→ **EXCERPT**
Encourage your kid to pick a name and draw the monster. Then, hang it in a visible place in your house so that everyone sees that the beast is different from your child. Then, when anxiety, anger, or sadness set in, teach them to talk to the monster.
- “Hey, Mr. Perfect Sam, you are telling me that dropping the cake was bad. But everyone makes mistakes. I will not listen to you.”
- “Mr. Meanie, you are telling me that going to school without mom is bad, but I know she’s coming back. So I am not going to listen to you.”
6. Help your highly sensitive child identify their superpowers.
Quiet, sensitive kids have lots of gifts, so consider making a list of strengths and read it together when self-esteem is running low.
Here are a few examples:
- Trustworthy. Peers feel at ease around sensitive kids because they appear approachable and reliable.
- Active listeners. Others open up to them because they are good listeners and ask thoughtful questions.
- Calm. They usually remain composed in front of strangers, despite their inner turmoil, which has a calming effect on others.
- Cautious. A sensitive child will ponder a lot before acting, avoiding making rash decisions that they might later regret.
- Creative. They have a rich imagination and find out-of-the-box solutions.
7. Let your highly sensitive child join in when they are ready.
Support your slow-to-warm-up child as they take their time to join in at parties. Make a plan at home and discuss deal breakers for each of you. For instance, you want to greet people when you arrive, but you know your child doesn’t. So, one option would be to greet their best friends. Afterward, you can go and sit on a chair and talk about what you see around you (food, decorations, games the others play) until your child is ready to join their friends.
8. Avoid labeling your child.
Extra-judgment from more extroverted people is inevitable. Avoid, however, explaining your kid’s behavior and labeling them as shy, reserved, or quiet. They might overhear and feel embarrassed. Our goal should always be to make your child comfortable.
Here are a few phrases you could use when people become judgemental:
- No, Mikey is fine.
- No, Deb likes her quiet time.

→ **DATA PROVIDED**

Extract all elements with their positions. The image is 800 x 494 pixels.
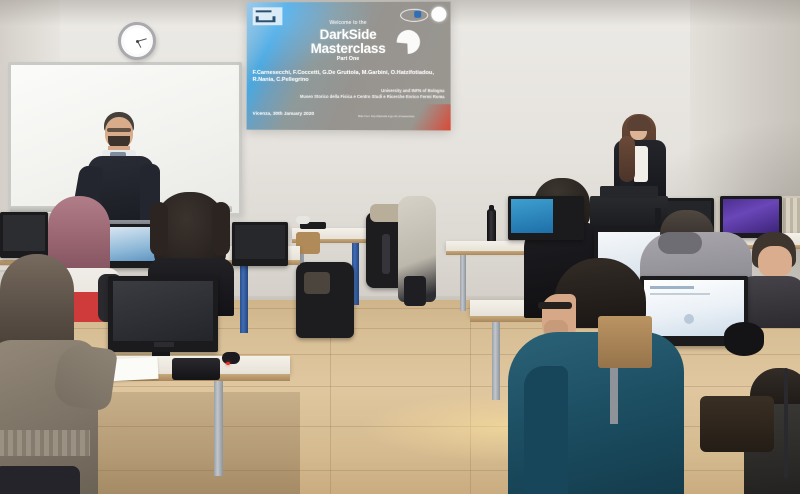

→ **SHORT TASK A**
Translate this sentence from the excerpt on highly sensitive children into French: "Quiet, sensitive kids have lots of gifts, so consider making a list of strengths and read it together when self-esteem is running low."
→ **SHORT TASK B**
Return the part of the excerpt on highly sensitive children starting at "- Active listeners." and ending at "might later regret.", copied word for word.
The listing has no connection to the excerpt on highly sensitive children.

→ **FULL SOLUTION A**
Les enfants calmes et sensibles ont de nombreux dons ; pensez donc à dresser une liste de leurs points forts et à la lire ensemble quand l'estime de soi est en berne.

→ **FULL SOLUTION B**
- Active listeners. Others open up to them because they are good listeners and ask thoughtful questions.
- Calm. They usually remain composed in front of strangers, despite their inner turmoil, which has a calming effect on others.
- Cautious. A sensitive child will ponder a lot before acting, avoiding making rash decisions that they might later regret.